§ Task goal: Locate every line in the records below that contains the word "panel", and copy each one.
......
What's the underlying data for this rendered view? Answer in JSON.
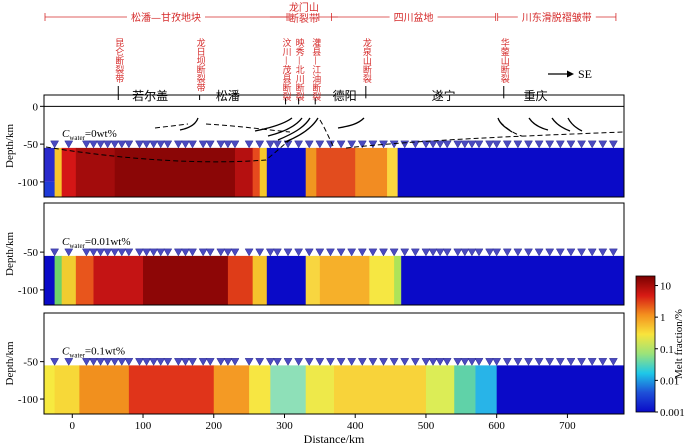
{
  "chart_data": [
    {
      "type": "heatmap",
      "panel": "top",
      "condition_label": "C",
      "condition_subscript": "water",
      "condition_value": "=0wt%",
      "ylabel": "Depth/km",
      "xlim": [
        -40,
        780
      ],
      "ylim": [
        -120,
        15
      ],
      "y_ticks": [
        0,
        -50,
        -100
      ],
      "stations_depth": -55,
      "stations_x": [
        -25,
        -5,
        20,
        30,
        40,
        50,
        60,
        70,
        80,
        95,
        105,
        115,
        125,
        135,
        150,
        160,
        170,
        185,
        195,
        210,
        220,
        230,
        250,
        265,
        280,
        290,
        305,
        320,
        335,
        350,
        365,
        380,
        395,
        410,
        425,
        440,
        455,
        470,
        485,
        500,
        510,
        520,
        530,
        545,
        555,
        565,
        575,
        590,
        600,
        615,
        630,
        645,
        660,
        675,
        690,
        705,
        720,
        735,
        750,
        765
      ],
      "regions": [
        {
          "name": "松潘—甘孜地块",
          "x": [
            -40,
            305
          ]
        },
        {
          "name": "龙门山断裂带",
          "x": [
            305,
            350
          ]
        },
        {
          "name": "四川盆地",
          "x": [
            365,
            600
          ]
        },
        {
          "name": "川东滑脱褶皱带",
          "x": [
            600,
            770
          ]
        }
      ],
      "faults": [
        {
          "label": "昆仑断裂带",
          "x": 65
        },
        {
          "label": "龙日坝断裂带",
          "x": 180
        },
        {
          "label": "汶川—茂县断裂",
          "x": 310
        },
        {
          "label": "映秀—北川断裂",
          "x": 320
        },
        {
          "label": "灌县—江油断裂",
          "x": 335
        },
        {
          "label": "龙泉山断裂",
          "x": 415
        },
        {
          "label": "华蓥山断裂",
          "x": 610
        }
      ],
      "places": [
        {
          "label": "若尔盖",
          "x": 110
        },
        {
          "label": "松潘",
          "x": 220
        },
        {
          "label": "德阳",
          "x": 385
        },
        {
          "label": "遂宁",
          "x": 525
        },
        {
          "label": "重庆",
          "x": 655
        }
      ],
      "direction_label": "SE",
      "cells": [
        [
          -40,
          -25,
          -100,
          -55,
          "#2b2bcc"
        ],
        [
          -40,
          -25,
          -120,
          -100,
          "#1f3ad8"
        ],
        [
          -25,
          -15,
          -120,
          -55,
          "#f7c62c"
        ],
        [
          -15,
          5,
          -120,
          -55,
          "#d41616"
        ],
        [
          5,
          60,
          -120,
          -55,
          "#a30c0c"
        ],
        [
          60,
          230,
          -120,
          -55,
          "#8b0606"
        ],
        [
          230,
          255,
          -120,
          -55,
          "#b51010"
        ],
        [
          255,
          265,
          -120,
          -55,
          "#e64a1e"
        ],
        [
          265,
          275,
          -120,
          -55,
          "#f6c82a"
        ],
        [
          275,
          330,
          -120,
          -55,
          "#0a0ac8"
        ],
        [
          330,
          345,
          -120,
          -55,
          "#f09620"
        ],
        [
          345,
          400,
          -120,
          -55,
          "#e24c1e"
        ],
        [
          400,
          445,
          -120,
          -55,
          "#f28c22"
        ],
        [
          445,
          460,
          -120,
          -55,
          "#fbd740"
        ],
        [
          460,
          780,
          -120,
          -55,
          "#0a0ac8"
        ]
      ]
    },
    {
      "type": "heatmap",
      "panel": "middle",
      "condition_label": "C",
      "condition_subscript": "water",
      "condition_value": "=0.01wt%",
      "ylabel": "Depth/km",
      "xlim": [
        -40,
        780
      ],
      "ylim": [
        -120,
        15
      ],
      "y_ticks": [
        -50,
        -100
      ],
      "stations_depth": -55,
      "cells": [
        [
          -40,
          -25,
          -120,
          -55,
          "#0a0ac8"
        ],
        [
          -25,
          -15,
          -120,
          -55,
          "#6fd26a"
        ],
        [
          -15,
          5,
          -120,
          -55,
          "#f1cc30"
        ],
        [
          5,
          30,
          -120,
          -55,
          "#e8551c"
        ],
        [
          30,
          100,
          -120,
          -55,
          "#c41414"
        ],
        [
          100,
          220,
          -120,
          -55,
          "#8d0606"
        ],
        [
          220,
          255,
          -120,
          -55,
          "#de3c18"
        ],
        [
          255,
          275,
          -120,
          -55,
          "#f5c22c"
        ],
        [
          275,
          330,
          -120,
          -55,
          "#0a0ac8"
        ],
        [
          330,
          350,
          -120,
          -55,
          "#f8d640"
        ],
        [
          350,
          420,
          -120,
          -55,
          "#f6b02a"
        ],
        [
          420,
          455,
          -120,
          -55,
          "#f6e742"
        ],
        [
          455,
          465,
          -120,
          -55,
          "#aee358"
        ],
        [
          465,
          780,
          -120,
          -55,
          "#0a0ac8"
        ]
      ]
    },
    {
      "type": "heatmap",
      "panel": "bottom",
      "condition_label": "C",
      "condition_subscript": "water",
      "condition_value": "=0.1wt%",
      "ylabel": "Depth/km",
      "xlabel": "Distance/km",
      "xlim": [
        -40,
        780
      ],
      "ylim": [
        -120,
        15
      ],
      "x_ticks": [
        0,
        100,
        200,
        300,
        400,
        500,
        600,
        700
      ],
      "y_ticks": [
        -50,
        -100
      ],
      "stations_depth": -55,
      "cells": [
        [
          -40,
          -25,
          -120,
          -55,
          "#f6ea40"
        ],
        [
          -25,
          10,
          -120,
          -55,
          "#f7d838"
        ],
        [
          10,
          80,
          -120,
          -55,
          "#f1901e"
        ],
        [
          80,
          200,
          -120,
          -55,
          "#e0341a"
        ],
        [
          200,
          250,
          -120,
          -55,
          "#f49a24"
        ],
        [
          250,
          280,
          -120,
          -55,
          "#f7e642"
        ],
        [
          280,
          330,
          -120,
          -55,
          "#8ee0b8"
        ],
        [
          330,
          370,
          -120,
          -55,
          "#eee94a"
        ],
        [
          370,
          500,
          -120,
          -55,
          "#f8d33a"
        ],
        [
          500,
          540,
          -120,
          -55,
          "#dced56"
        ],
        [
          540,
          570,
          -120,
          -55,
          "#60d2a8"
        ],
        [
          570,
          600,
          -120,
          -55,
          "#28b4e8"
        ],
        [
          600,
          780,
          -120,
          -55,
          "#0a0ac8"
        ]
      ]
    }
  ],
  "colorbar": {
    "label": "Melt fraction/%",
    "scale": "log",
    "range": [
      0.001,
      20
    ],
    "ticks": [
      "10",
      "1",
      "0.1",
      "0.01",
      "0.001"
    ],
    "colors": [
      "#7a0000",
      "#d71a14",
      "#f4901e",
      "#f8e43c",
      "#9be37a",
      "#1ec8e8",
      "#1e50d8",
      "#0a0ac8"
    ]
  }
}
......
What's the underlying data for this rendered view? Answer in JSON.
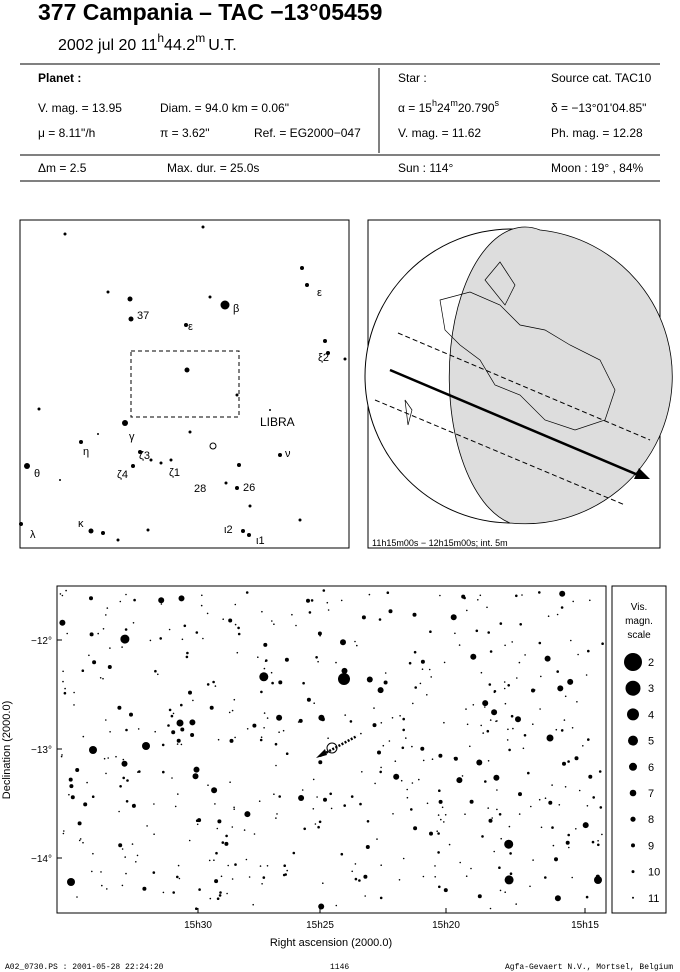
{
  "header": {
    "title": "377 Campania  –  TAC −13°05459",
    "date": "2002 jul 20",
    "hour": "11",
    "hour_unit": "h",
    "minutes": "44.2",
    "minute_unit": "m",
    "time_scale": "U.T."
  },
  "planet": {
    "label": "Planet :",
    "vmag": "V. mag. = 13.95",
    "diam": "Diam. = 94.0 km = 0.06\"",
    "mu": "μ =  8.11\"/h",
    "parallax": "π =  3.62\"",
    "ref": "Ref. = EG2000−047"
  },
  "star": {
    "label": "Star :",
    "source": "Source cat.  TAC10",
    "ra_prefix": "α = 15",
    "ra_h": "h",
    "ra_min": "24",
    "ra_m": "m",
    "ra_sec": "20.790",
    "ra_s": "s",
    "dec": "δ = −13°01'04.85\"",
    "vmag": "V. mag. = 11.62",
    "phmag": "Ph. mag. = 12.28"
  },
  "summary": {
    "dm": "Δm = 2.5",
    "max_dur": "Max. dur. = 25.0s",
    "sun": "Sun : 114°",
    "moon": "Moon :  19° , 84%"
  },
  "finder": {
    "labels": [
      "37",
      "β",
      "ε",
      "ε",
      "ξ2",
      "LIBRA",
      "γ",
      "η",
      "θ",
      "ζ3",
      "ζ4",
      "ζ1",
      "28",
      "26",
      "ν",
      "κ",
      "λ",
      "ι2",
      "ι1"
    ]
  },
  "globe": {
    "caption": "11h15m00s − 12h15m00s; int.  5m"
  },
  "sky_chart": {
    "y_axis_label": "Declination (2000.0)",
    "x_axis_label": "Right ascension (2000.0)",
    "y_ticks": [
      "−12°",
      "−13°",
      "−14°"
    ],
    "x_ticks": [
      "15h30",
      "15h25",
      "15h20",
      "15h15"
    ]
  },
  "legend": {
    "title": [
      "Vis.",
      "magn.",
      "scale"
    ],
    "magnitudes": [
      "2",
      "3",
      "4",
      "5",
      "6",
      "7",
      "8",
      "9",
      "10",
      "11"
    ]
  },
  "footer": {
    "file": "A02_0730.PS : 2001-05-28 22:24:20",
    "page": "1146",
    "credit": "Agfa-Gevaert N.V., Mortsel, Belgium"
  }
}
......
§ Exercise output:
      "panel": "top",
      "panel": "middle",
      "panel": "bottom",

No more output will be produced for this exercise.